Предоставленный отрывок
Ортега-и-Гассет написал о нем:
«Человек массы всегда восхищен собой».
Наш Эдичка восхищается собой неистово и бурно, он воспевает себя с пылкой страстью влюбленного, он неустанно, как зазывала, расхваливает свое тело («Ах, какой у меня животик – вы бы посмотрели – прелесть!»), свою душу («От природы своей человек я утонченный… Моя профессия – герой»), свою одежду – знак особой избранности («Рубашки у меня все кружевные, пиджак у меня из лилового бархата, белый костюм – прекрасен, туфли мои всегда на высоченном каблуке… есть и розовые… и покупаю я их там, где все вызывающе и для серых – нелепо»). И всякий собственный поступок для Эдички – тоже свидетельство его исключительности:
«Я был счастлив и доволен собой… когда, проснувшись, лежал с улыбкой и думал, что, конечно, я единственный русский поэт, умудрившийся поебаться с черным парнем на нью-йоркском пустыре»…
И как естественное следствие этого безбрежного довольства собой возникает ненависть к миру, который не желает разделять Эдичкиных восторгов, не согласен задаром кормить, поить и холить предмет Эдичкиного обожания. Приговор, вынесенный этому миру Эдичкой, лаконичен и прост: «Я разнесу ваш мир! Ебал я ваш мир, в котором мне нет места, – думал я с отчаянием. – Если я не могу разрушить его, то хотя бы красиво сдохну в попытке сделать это вместе с другими такими же, как я!»
Можно подумать, что он сознательно не хочет ни на йоту отступить от жесткой схемы прозорливого Ортеги, пятьдесят лет назад запланировавшего Эдичку в полный рост: «В поисках хлеба во время голодных бунтов толпы народа обычно громят пекарни. Это может служить прообразом поведения нынешних масс в отношении всей цивилизации, которая их питает. Предоставленная своим инстинктам, масса… в стремлении улучшить свою жизнь обычно сама разрушает источники своей жизни».

Исходные данные
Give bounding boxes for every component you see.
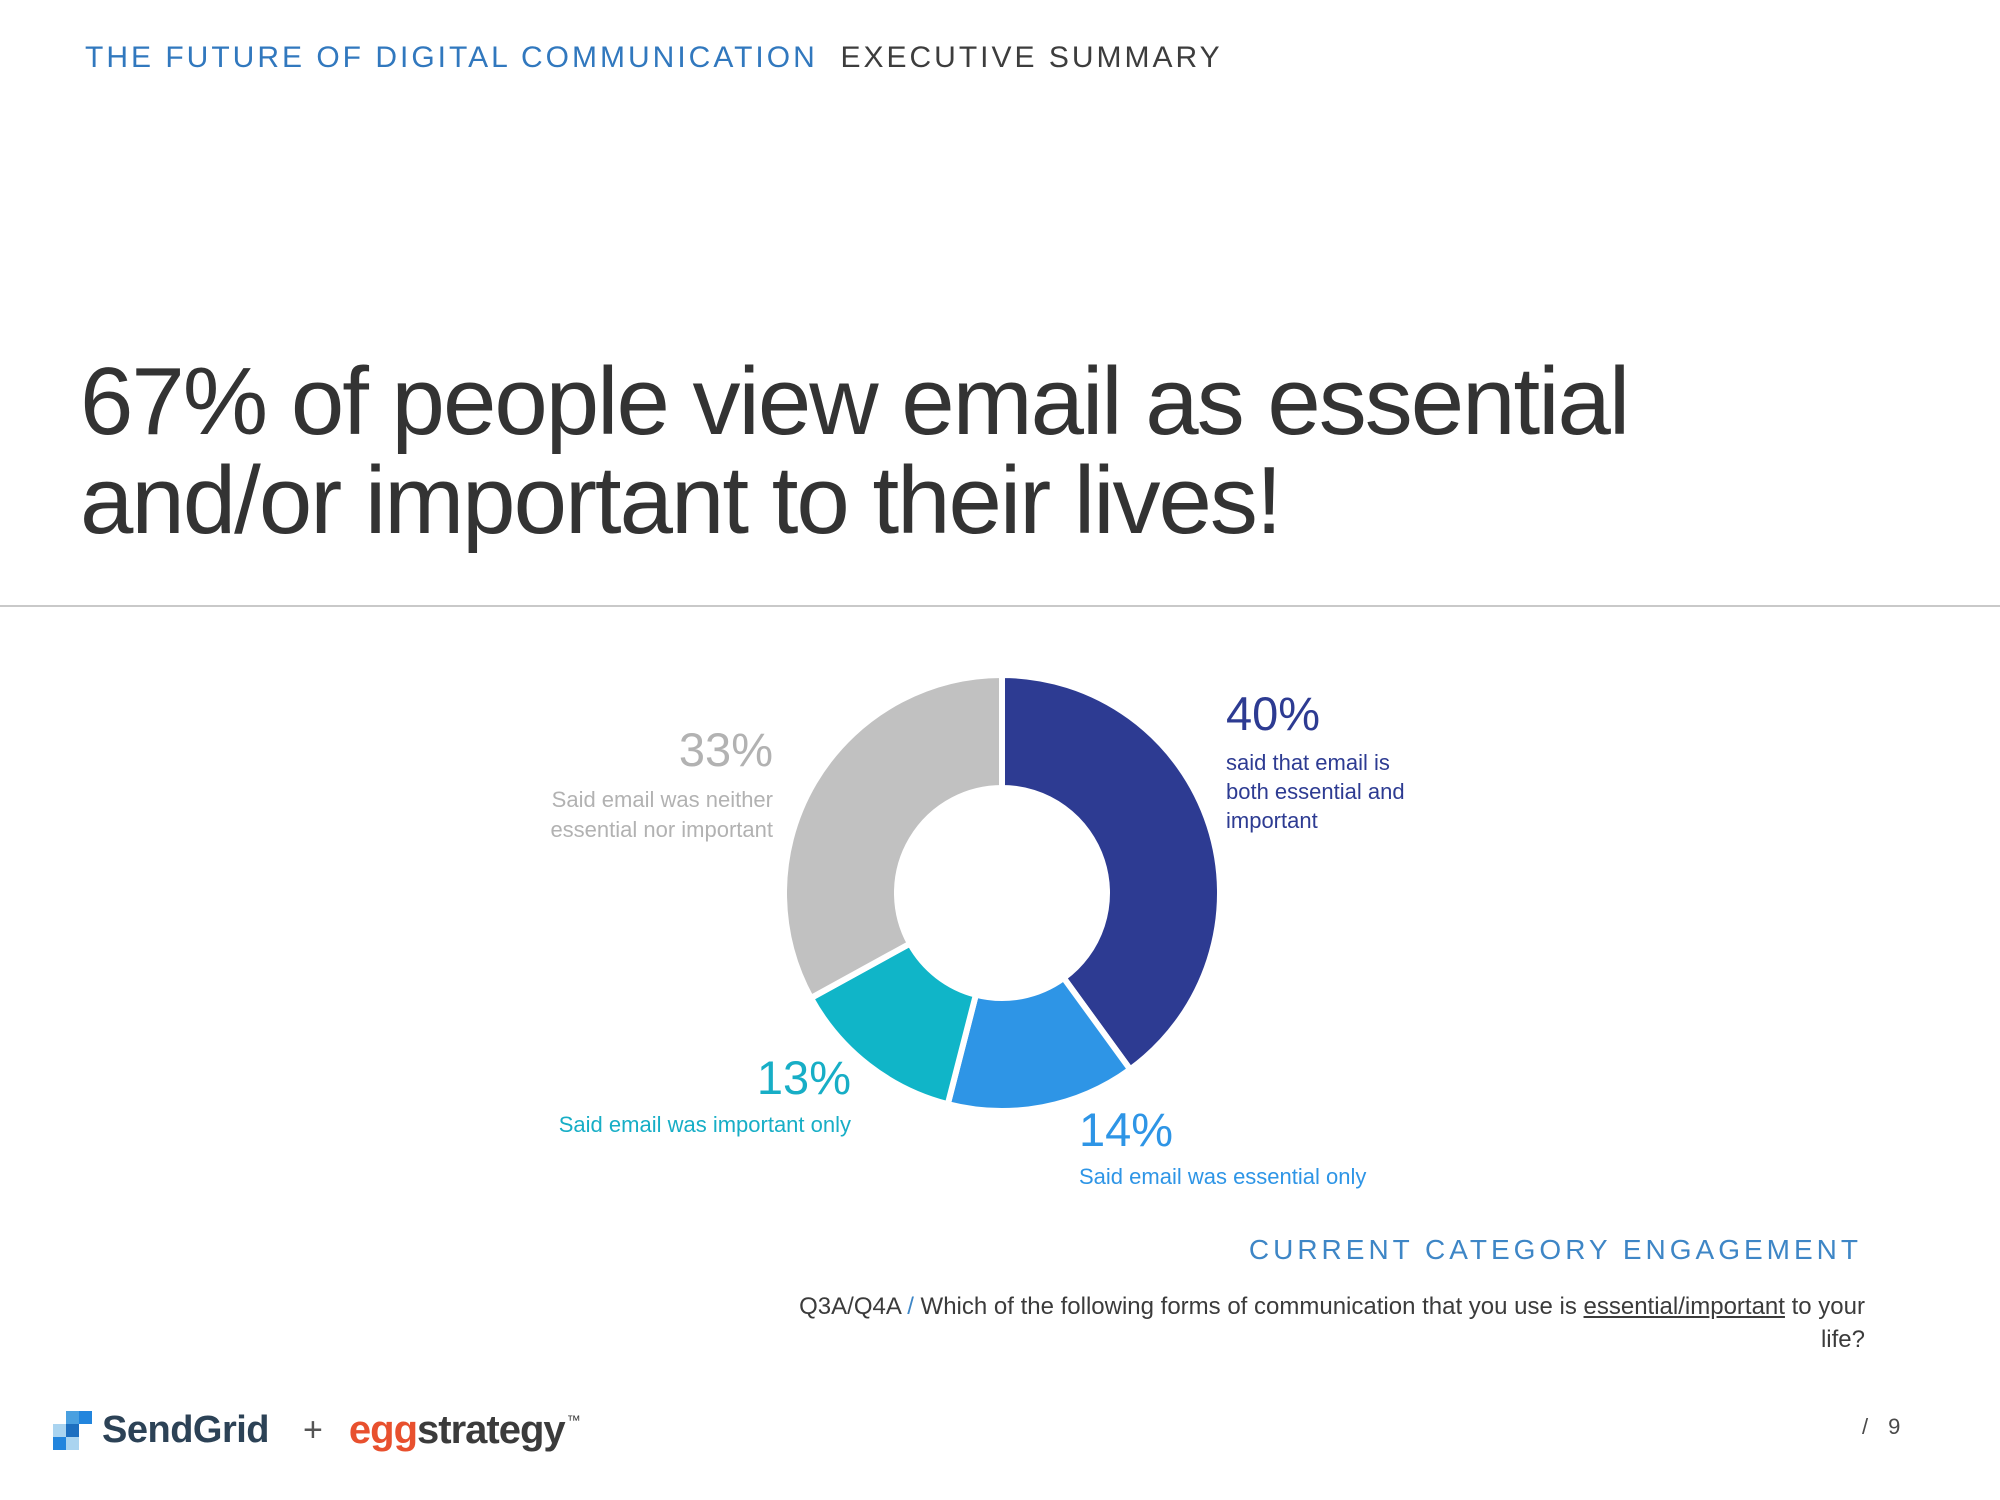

Порядок работы
1/ Ответьте по отрывку об Эдичке:
(a) Какую фразу Ортеги-и-Гассета о человеке массы приводит отрывок?
(b) Из чего, по словам Эдички, сшит его пиджак?
(c) Что, согласно цитате из Ортеги, обычно громят толпы во время голодных бунтов?
2/ Допишите несколько абзацев к отрывку об Эдичке и Ортеге-и-Гассете, начиная сразу после его последней фразы.

Ответы по заданиям
1/
(a) «Человек массы всегда восхищен собой».
(b) Из лилового бархата.
(c) Пекарни.

2/
И словно в подтверждение этих слов Эдичка истерически вопит: «Что ж ты, мир, еби твою мать! Раз нет места мне и многим другим, то на хуй такая цивилизация нужна?! Свалить эту цивилизацию, свалить с корнем, чтоб не возродилась!»
Но, выкрикивая это, Эдичка начисто забывает, что «свалив с корнем» этот мир, он заодно уничтожит всех создателей кружевных рубашек и розовых башмаков на высоких каблуках, не говоря уже о других радостях земной жизни, столь милых его сердцу потребителя. Но Эдичку нельзя назвать очень уж принципиальным противником столь ненавистной ему цивилизации – он в любую минуту готов ее принять и даже полюбить, только бы она, подобно сказочной избушке, повернулась «к морю задом, к нему передом»: «Напротив моего окна виден отель «Сан-Реджис-Шератон». Я с завистью думаю об этом отеле. И безосновательно мечтаю переселиться туда, если разбогатею».
Как именно он разбогатеет, ему неважно: он готов на все. Ему все равно: написать ли письмо «вери аттректив леди» из газеты «Виллидж Войс» в надежде, что она купит его сексуальный пыл, или послать подборку стихов в Москву, в журнал «Новый мир», в надежде, что там купят его пыл литературный. А если никто на его предложения не откликнется, то можно и иначе: «Воровать надо, грабить, убивать, – говорю я».
От грабителя с большой дороги его отличает только масштаб требований и угроз: он ставит этот выбор не перед одиноким оробевшим путником, а перед всей нашей цивилизацией; а получить хочет не горсть жалких монет, а все освоенное человеком жизненное пространство.
Угрозы такого рода в демократическом обществе неподсудны. И потому Эдичка не утруждает себя дурацким маскарадом: темный лес, захрапевшие от испуга лошади, маска на лице. Он с радостной готовностью сообщает свой адрес, он позволяет нам обозреть его лицо во всей красе, предпослав повести свою фотографию: любуйтесь, вот он я – Эдичка! А чтобы мы, не дай Бог, не упустили какой черты в его облике, он предстает перед нами голый по пояс (почему только по пояс, Эдичка?!), украшенный лишь висящим на шнурке крестом…
Однако, нацепив крест для украшения своей нагой персоны, Эдичка в действительности – как и подобает истинному «человеку массы» – не верит ни в Бога, ни в черта и, чуждый высших побуждений, начисто отрицает возможность таких побуждений за другими. Он сам, непрестанно рекламируя себя, как одного из лучших поэтов России, время от времени проговаривается об истинных целях своих поэтических попыток; а ведь Фрейд давно подметил, что для понимания личности проговорки и оговорки куда важней прямых деклараций.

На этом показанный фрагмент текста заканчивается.